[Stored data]
━━━━━━━━━━━━━━━━━━━━━━━━━━━━━━
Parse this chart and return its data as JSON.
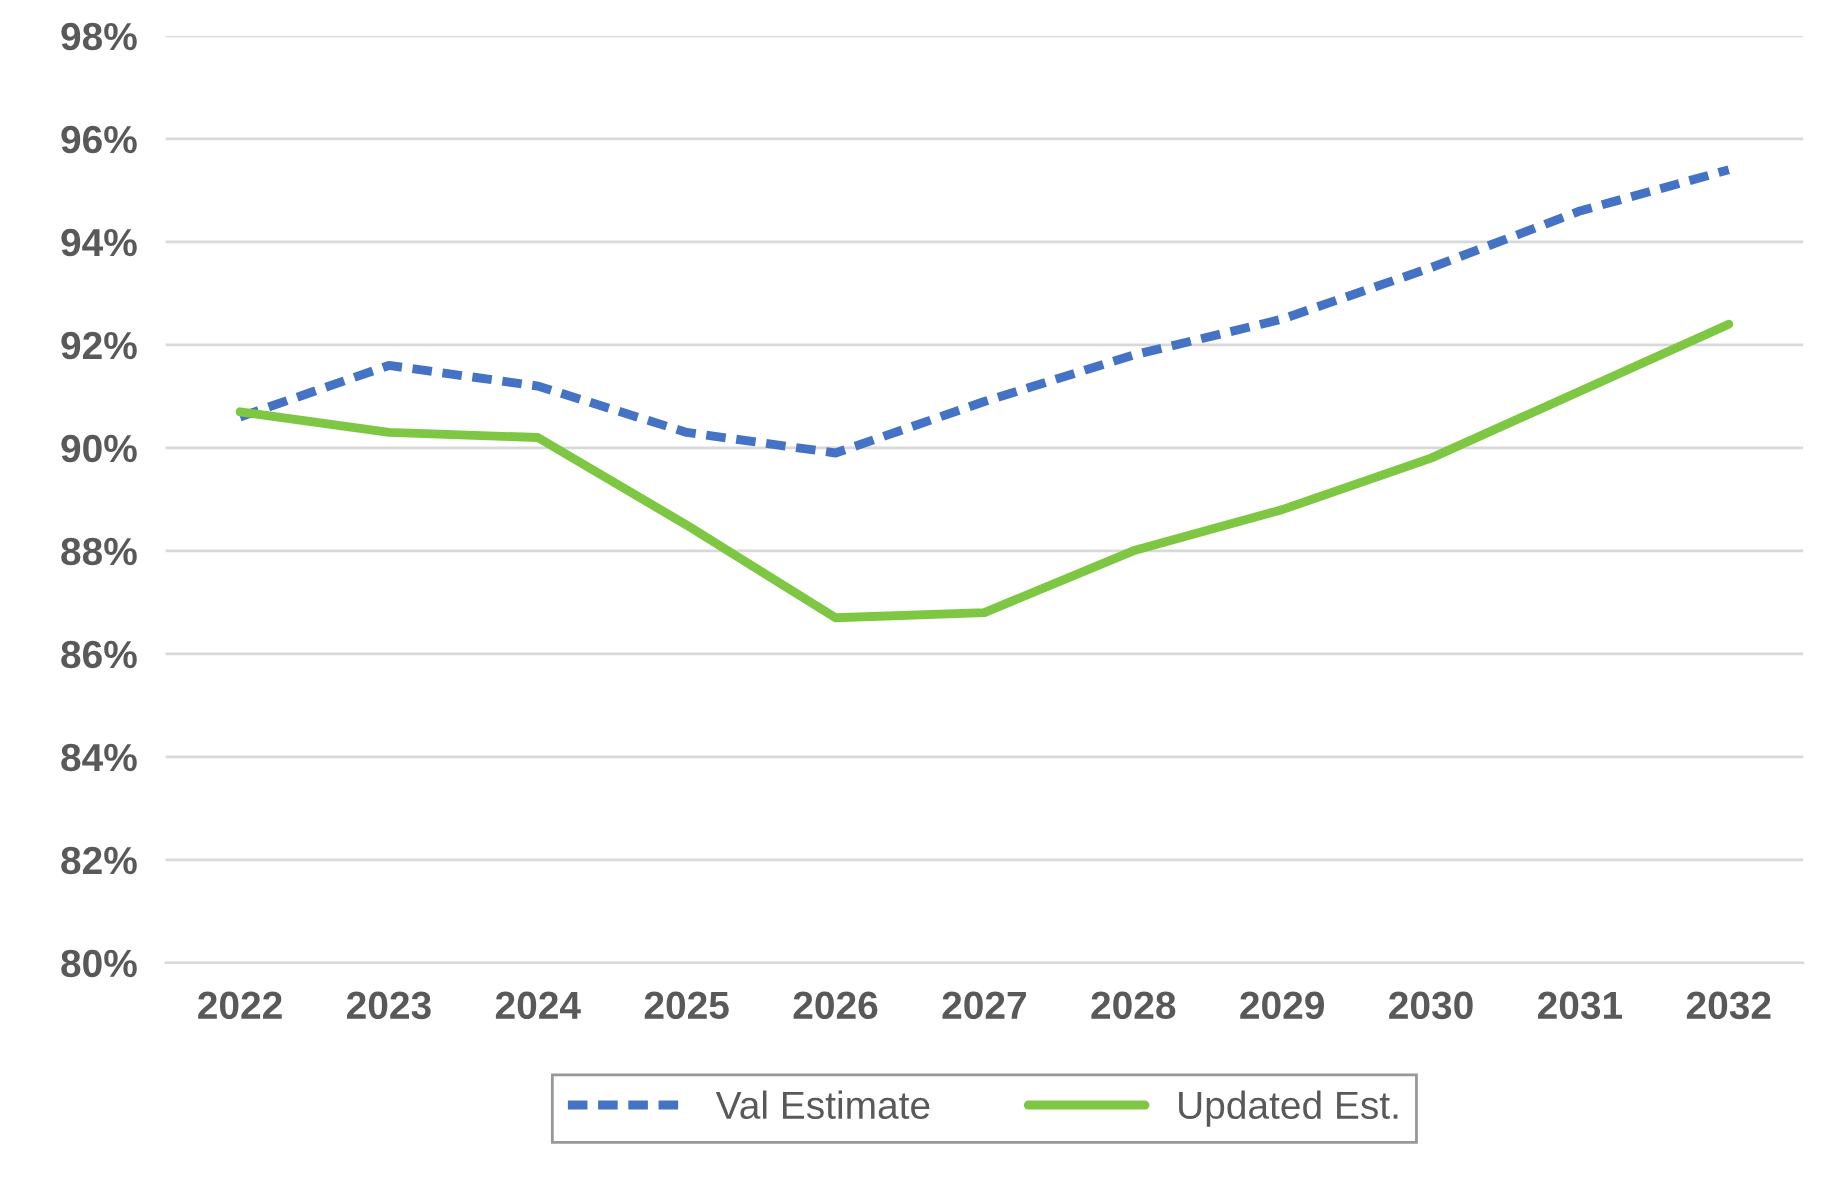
{
  "chart_data": {
    "type": "line",
    "categories": [
      "2022",
      "2023",
      "2024",
      "2025",
      "2026",
      "2027",
      "2028",
      "2029",
      "2030",
      "2031",
      "2032"
    ],
    "series": [
      {
        "name": "Val Estimate",
        "color": "#4472c4",
        "line_style": "dashed",
        "values": [
          90.6,
          91.6,
          91.2,
          90.3,
          89.9,
          90.9,
          91.8,
          92.5,
          93.5,
          94.6,
          95.4
        ]
      },
      {
        "name": "Updated Est.",
        "color": "#7dc742",
        "line_style": "solid",
        "values": [
          90.7,
          90.3,
          90.2,
          88.5,
          86.7,
          86.8,
          88.0,
          88.8,
          89.8,
          91.1,
          92.4
        ]
      }
    ],
    "ylim": [
      80,
      98
    ],
    "yticks": [
      {
        "value": 80,
        "label": "80%"
      },
      {
        "value": 82,
        "label": "82%"
      },
      {
        "value": 84,
        "label": "84%"
      },
      {
        "value": 86,
        "label": "86%"
      },
      {
        "value": 88,
        "label": "88%"
      },
      {
        "value": 90,
        "label": "90%"
      },
      {
        "value": 92,
        "label": "92%"
      },
      {
        "value": 94,
        "label": "94%"
      },
      {
        "value": 96,
        "label": "96%"
      },
      {
        "value": 98,
        "label": "98%"
      }
    ],
    "grid": "y",
    "legend": "bottom"
  }
}
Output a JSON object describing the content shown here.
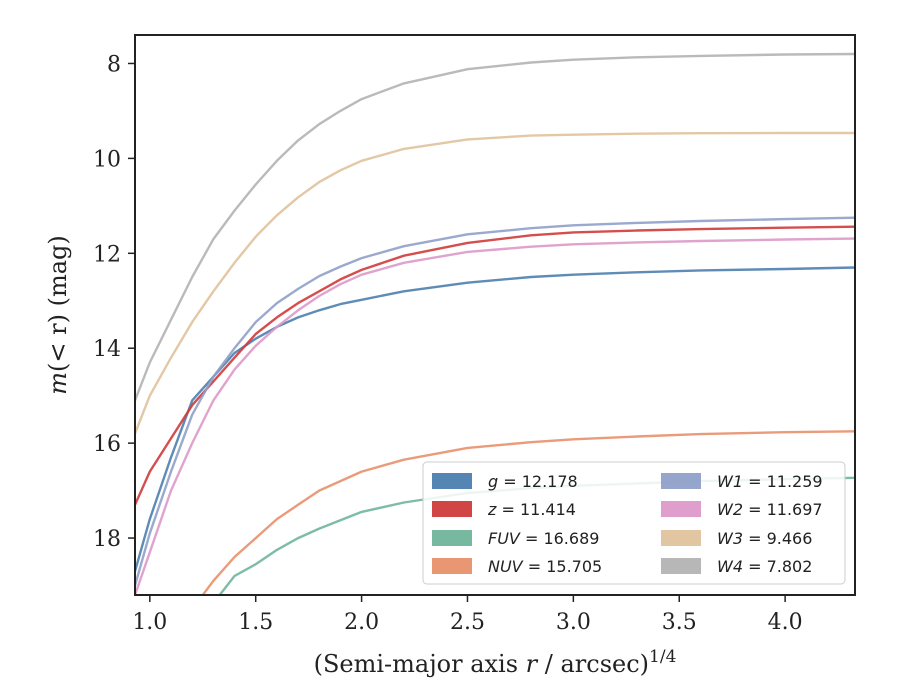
{
  "chart_data": {
    "type": "line",
    "title": "",
    "xlabel_main": "(Semi-major axis ",
    "xlabel_var": "r",
    "xlabel_rest": " / arcsec)",
    "xlabel_sup": "1/4",
    "ylabel_main": "m",
    "ylabel_rest": "(< r) (mag)",
    "ylabel": "m(< r) (mag)",
    "xlim": [
      0.93,
      4.33
    ],
    "ylim": [
      19.2,
      7.4
    ],
    "y_inverted": true,
    "grid": false,
    "xticks": [
      1.0,
      1.5,
      2.0,
      2.5,
      3.0,
      3.5,
      4.0
    ],
    "yticks": [
      8,
      10,
      12,
      14,
      16,
      18
    ],
    "legend_position": "lower-right",
    "legend_columns": 2,
    "series": [
      {
        "name": "g = 12.178",
        "label_var": "g",
        "label_value": "12.178",
        "color": "#4c7faf",
        "x": [
          0.93,
          1.0,
          1.1,
          1.2,
          1.3,
          1.4,
          1.5,
          1.6,
          1.7,
          1.8,
          1.9,
          2.0,
          2.2,
          2.5,
          2.8,
          3.0,
          3.3,
          3.6,
          4.0,
          4.33
        ],
        "y": [
          18.7,
          17.6,
          16.3,
          15.1,
          14.6,
          14.1,
          13.8,
          13.55,
          13.35,
          13.2,
          13.07,
          12.98,
          12.8,
          12.62,
          12.5,
          12.45,
          12.4,
          12.36,
          12.33,
          12.3
        ]
      },
      {
        "name": "z = 11.414",
        "label_var": "z",
        "label_value": "11.414",
        "color": "#d03b3b",
        "x": [
          0.93,
          1.0,
          1.1,
          1.2,
          1.3,
          1.4,
          1.5,
          1.6,
          1.7,
          1.8,
          1.9,
          2.0,
          2.2,
          2.5,
          2.8,
          3.0,
          3.3,
          3.6,
          4.0,
          4.33
        ],
        "y": [
          17.3,
          16.6,
          15.9,
          15.2,
          14.7,
          14.2,
          13.7,
          13.35,
          13.05,
          12.8,
          12.55,
          12.35,
          12.05,
          11.78,
          11.62,
          11.56,
          11.52,
          11.49,
          11.46,
          11.44
        ]
      },
      {
        "name": "FUV = 16.689",
        "label_var": "FUV",
        "label_value": "16.689",
        "color": "#6fb59b",
        "x": [
          1.33,
          1.4,
          1.5,
          1.6,
          1.7,
          1.8,
          2.0,
          2.2,
          2.5,
          2.8,
          3.0,
          3.3,
          3.6,
          4.0,
          4.33
        ],
        "y": [
          19.2,
          18.8,
          18.55,
          18.25,
          18.0,
          17.8,
          17.45,
          17.25,
          17.05,
          16.95,
          16.9,
          16.85,
          16.8,
          16.76,
          16.73
        ]
      },
      {
        "name": "NUV = 15.705",
        "label_var": "NUV",
        "label_value": "15.705",
        "color": "#e8906c",
        "x": [
          1.25,
          1.3,
          1.4,
          1.5,
          1.6,
          1.7,
          1.8,
          2.0,
          2.2,
          2.5,
          2.8,
          3.0,
          3.3,
          3.6,
          4.0,
          4.33
        ],
        "y": [
          19.2,
          18.9,
          18.4,
          18.0,
          17.6,
          17.3,
          17.0,
          16.6,
          16.35,
          16.1,
          15.98,
          15.92,
          15.86,
          15.81,
          15.77,
          15.75
        ]
      },
      {
        "name": "W1 = 11.259",
        "label_var": "W1",
        "label_value": "11.259",
        "color": "#8fa0c8",
        "x": [
          0.93,
          1.0,
          1.1,
          1.2,
          1.3,
          1.4,
          1.5,
          1.6,
          1.7,
          1.8,
          1.9,
          2.0,
          2.2,
          2.5,
          2.8,
          3.0,
          3.3,
          3.6,
          4.0,
          4.33
        ],
        "y": [
          19.0,
          17.9,
          16.6,
          15.4,
          14.6,
          14.0,
          13.45,
          13.05,
          12.75,
          12.48,
          12.28,
          12.1,
          11.85,
          11.6,
          11.47,
          11.41,
          11.36,
          11.32,
          11.28,
          11.25
        ]
      },
      {
        "name": "W2 = 11.697",
        "label_var": "W2",
        "label_value": "11.697",
        "color": "#dd99c9",
        "x": [
          0.93,
          1.0,
          1.1,
          1.2,
          1.3,
          1.4,
          1.5,
          1.6,
          1.7,
          1.8,
          1.9,
          2.0,
          2.2,
          2.5,
          2.8,
          3.0,
          3.3,
          3.6,
          4.0,
          4.33
        ],
        "y": [
          19.2,
          18.3,
          17.0,
          16.0,
          15.1,
          14.45,
          13.95,
          13.55,
          13.2,
          12.9,
          12.65,
          12.45,
          12.2,
          11.97,
          11.86,
          11.81,
          11.77,
          11.74,
          11.71,
          11.69
        ]
      },
      {
        "name": "W3 = 9.466",
        "label_var": "W3",
        "label_value": "9.466",
        "color": "#e0c29c",
        "x": [
          0.93,
          1.0,
          1.1,
          1.2,
          1.3,
          1.4,
          1.5,
          1.6,
          1.7,
          1.8,
          1.9,
          2.0,
          2.2,
          2.5,
          2.8,
          3.0,
          3.3,
          3.6,
          4.0,
          4.33
        ],
        "y": [
          15.8,
          15.0,
          14.2,
          13.45,
          12.8,
          12.2,
          11.65,
          11.2,
          10.82,
          10.5,
          10.25,
          10.05,
          9.8,
          9.6,
          9.52,
          9.5,
          9.48,
          9.47,
          9.466,
          9.466
        ]
      },
      {
        "name": "W4 = 7.802",
        "label_var": "W4",
        "label_value": "7.802",
        "color": "#b3b3b3",
        "x": [
          0.93,
          1.0,
          1.1,
          1.2,
          1.3,
          1.4,
          1.5,
          1.6,
          1.7,
          1.8,
          1.9,
          2.0,
          2.2,
          2.5,
          2.8,
          3.0,
          3.3,
          3.6,
          4.0,
          4.33
        ],
        "y": [
          15.1,
          14.3,
          13.4,
          12.5,
          11.7,
          11.1,
          10.55,
          10.05,
          9.62,
          9.28,
          9.0,
          8.75,
          8.42,
          8.12,
          7.98,
          7.92,
          7.87,
          7.84,
          7.81,
          7.8
        ]
      }
    ]
  }
}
━━━━━━━━━━━━━━━━━━━━━━━━━━━━━━
Aim of the exercise: Your job is to transcribe the entries above exactly; skip the pictures.

Written response:
Parse this chart and return its data as JSON.
{
  "chart_data": {
    "type": "line",
    "categories": [
      "2022",
      "2023",
      "2024",
      "2025",
      "2026",
      "2027",
      "2028",
      "2029",
      "2030",
      "2031",
      "2032"
    ],
    "series": [
      {
        "name": "Val Estimate",
        "color": "#4472c4",
        "line_style": "dashed",
        "values": [
          90.6,
          91.6,
          91.2,
          90.3,
          89.9,
          90.9,
          91.8,
          92.5,
          93.5,
          94.6,
          95.4
        ]
      },
      {
        "name": "Updated Est.",
        "color": "#7dc742",
        "line_style": "solid",
        "values": [
          90.7,
          90.3,
          90.2,
          88.5,
          86.7,
          86.8,
          88.0,
          88.8,
          89.8,
          91.1,
          92.4
        ]
      }
    ],
    "ylim": [
      80,
      98
    ],
    "yticks": [
      {
        "value": 80,
        "label": "80%"
      },
      {
        "value": 82,
        "label": "82%"
      },
      {
        "value": 84,
        "label": "84%"
      },
      {
        "value": 86,
        "label": "86%"
      },
      {
        "value": 88,
        "label": "88%"
      },
      {
        "value": 90,
        "label": "90%"
      },
      {
        "value": 92,
        "label": "92%"
      },
      {
        "value": 94,
        "label": "94%"
      },
      {
        "value": 96,
        "label": "96%"
      },
      {
        "value": 98,
        "label": "98%"
      }
    ],
    "grid": "y",
    "legend": "bottom"
  }
}
Output a JSON object describing the content shown here.
{
  "chart_data": {
    "type": "line",
    "title": "",
    "xlabel_main": "(Semi-major axis ",
    "xlabel_var": "r",
    "xlabel_rest": " / arcsec)",
    "xlabel_sup": "1/4",
    "ylabel_main": "m",
    "ylabel_rest": "(< r) (mag)",
    "ylabel": "m(< r) (mag)",
    "xlim": [
      0.93,
      4.33
    ],
    "ylim": [
      19.2,
      7.4
    ],
    "y_inverted": true,
    "grid": false,
    "xticks": [
      1.0,
      1.5,
      2.0,
      2.5,
      3.0,
      3.5,
      4.0
    ],
    "yticks": [
      8,
      10,
      12,
      14,
      16,
      18
    ],
    "legend_position": "lower-right",
    "legend_columns": 2,
    "series": [
      {
        "name": "g = 12.178",
        "label_var": "g",
        "label_value": "12.178",
        "color": "#4c7faf",
        "x": [
          0.93,
          1.0,
          1.1,
          1.2,
          1.3,
          1.4,
          1.5,
          1.6,
          1.7,
          1.8,
          1.9,
          2.0,
          2.2,
          2.5,
          2.8,
          3.0,
          3.3,
          3.6,
          4.0,
          4.33
        ],
        "y": [
          18.7,
          17.6,
          16.3,
          15.1,
          14.6,
          14.1,
          13.8,
          13.55,
          13.35,
          13.2,
          13.07,
          12.98,
          12.8,
          12.62,
          12.5,
          12.45,
          12.4,
          12.36,
          12.33,
          12.3
        ]
      },
      {
        "name": "z = 11.414",
        "label_var": "z",
        "label_value": "11.414",
        "color": "#d03b3b",
        "x": [
          0.93,
          1.0,
          1.1,
          1.2,
          1.3,
          1.4,
          1.5,
          1.6,
          1.7,
          1.8,
          1.9,
          2.0,
          2.2,
          2.5,
          2.8,
          3.0,
          3.3,
          3.6,
          4.0,
          4.33
        ],
        "y": [
          17.3,
          16.6,
          15.9,
          15.2,
          14.7,
          14.2,
          13.7,
          13.35,
          13.05,
          12.8,
          12.55,
          12.35,
          12.05,
          11.78,
          11.62,
          11.56,
          11.52,
          11.49,
          11.46,
          11.44
        ]
      },
      {
        "name": "FUV = 16.689",
        "label_var": "FUV",
        "label_value": "16.689",
        "color": "#6fb59b",
        "x": [
          1.33,
          1.4,
          1.5,
          1.6,
          1.7,
          1.8,
          2.0,
          2.2,
          2.5,
          2.8,
          3.0,
          3.3,
          3.6,
          4.0,
          4.33
        ],
        "y": [
          19.2,
          18.8,
          18.55,
          18.25,
          18.0,
          17.8,
          17.45,
          17.25,
          17.05,
          16.95,
          16.9,
          16.85,
          16.8,
          16.76,
          16.73
        ]
      },
      {
        "name": "NUV = 15.705",
        "label_var": "NUV",
        "label_value": "15.705",
        "color": "#e8906c",
        "x": [
          1.25,
          1.3,
          1.4,
          1.5,
          1.6,
          1.7,
          1.8,
          2.0,
          2.2,
          2.5,
          2.8,
          3.0,
          3.3,
          3.6,
          4.0,
          4.33
        ],
        "y": [
          19.2,
          18.9,
          18.4,
          18.0,
          17.6,
          17.3,
          17.0,
          16.6,
          16.35,
          16.1,
          15.98,
          15.92,
          15.86,
          15.81,
          15.77,
          15.75
        ]
      },
      {
        "name": "W1 = 11.259",
        "label_var": "W1",
        "label_value": "11.259",
        "color": "#8fa0c8",
        "x": [
          0.93,
          1.0,
          1.1,
          1.2,
          1.3,
          1.4,
          1.5,
          1.6,
          1.7,
          1.8,
          1.9,
          2.0,
          2.2,
          2.5,
          2.8,
          3.0,
          3.3,
          3.6,
          4.0,
          4.33
        ],
        "y": [
          19.0,
          17.9,
          16.6,
          15.4,
          14.6,
          14.0,
          13.45,
          13.05,
          12.75,
          12.48,
          12.28,
          12.1,
          11.85,
          11.6,
          11.47,
          11.41,
          11.36,
          11.32,
          11.28,
          11.25
        ]
      },
      {
        "name": "W2 = 11.697",
        "label_var": "W2",
        "label_value": "11.697",
        "color": "#dd99c9",
        "x": [
          0.93,
          1.0,
          1.1,
          1.2,
          1.3,
          1.4,
          1.5,
          1.6,
          1.7,
          1.8,
          1.9,
          2.0,
          2.2,
          2.5,
          2.8,
          3.0,
          3.3,
          3.6,
          4.0,
          4.33
        ],
        "y": [
          19.2,
          18.3,
          17.0,
          16.0,
          15.1,
          14.45,
          13.95,
          13.55,
          13.2,
          12.9,
          12.65,
          12.45,
          12.2,
          11.97,
          11.86,
          11.81,
          11.77,
          11.74,
          11.71,
          11.69
        ]
      },
      {
        "name": "W3 = 9.466",
        "label_var": "W3",
        "label_value": "9.466",
        "color": "#e0c29c",
        "x": [
          0.93,
          1.0,
          1.1,
          1.2,
          1.3,
          1.4,
          1.5,
          1.6,
          1.7,
          1.8,
          1.9,
          2.0,
          2.2,
          2.5,
          2.8,
          3.0,
          3.3,
          3.6,
          4.0,
          4.33
        ],
        "y": [
          15.8,
          15.0,
          14.2,
          13.45,
          12.8,
          12.2,
          11.65,
          11.2,
          10.82,
          10.5,
          10.25,
          10.05,
          9.8,
          9.6,
          9.52,
          9.5,
          9.48,
          9.47,
          9.466,
          9.466
        ]
      },
      {
        "name": "W4 = 7.802",
        "label_var": "W4",
        "label_value": "7.802",
        "color": "#b3b3b3",
        "x": [
          0.93,
          1.0,
          1.1,
          1.2,
          1.3,
          1.4,
          1.5,
          1.6,
          1.7,
          1.8,
          1.9,
          2.0,
          2.2,
          2.5,
          2.8,
          3.0,
          3.3,
          3.6,
          4.0,
          4.33
        ],
        "y": [
          15.1,
          14.3,
          13.4,
          12.5,
          11.7,
          11.1,
          10.55,
          10.05,
          9.62,
          9.28,
          9.0,
          8.75,
          8.42,
          8.12,
          7.98,
          7.92,
          7.87,
          7.84,
          7.81,
          7.8
        ]
      }
    ]
  }
}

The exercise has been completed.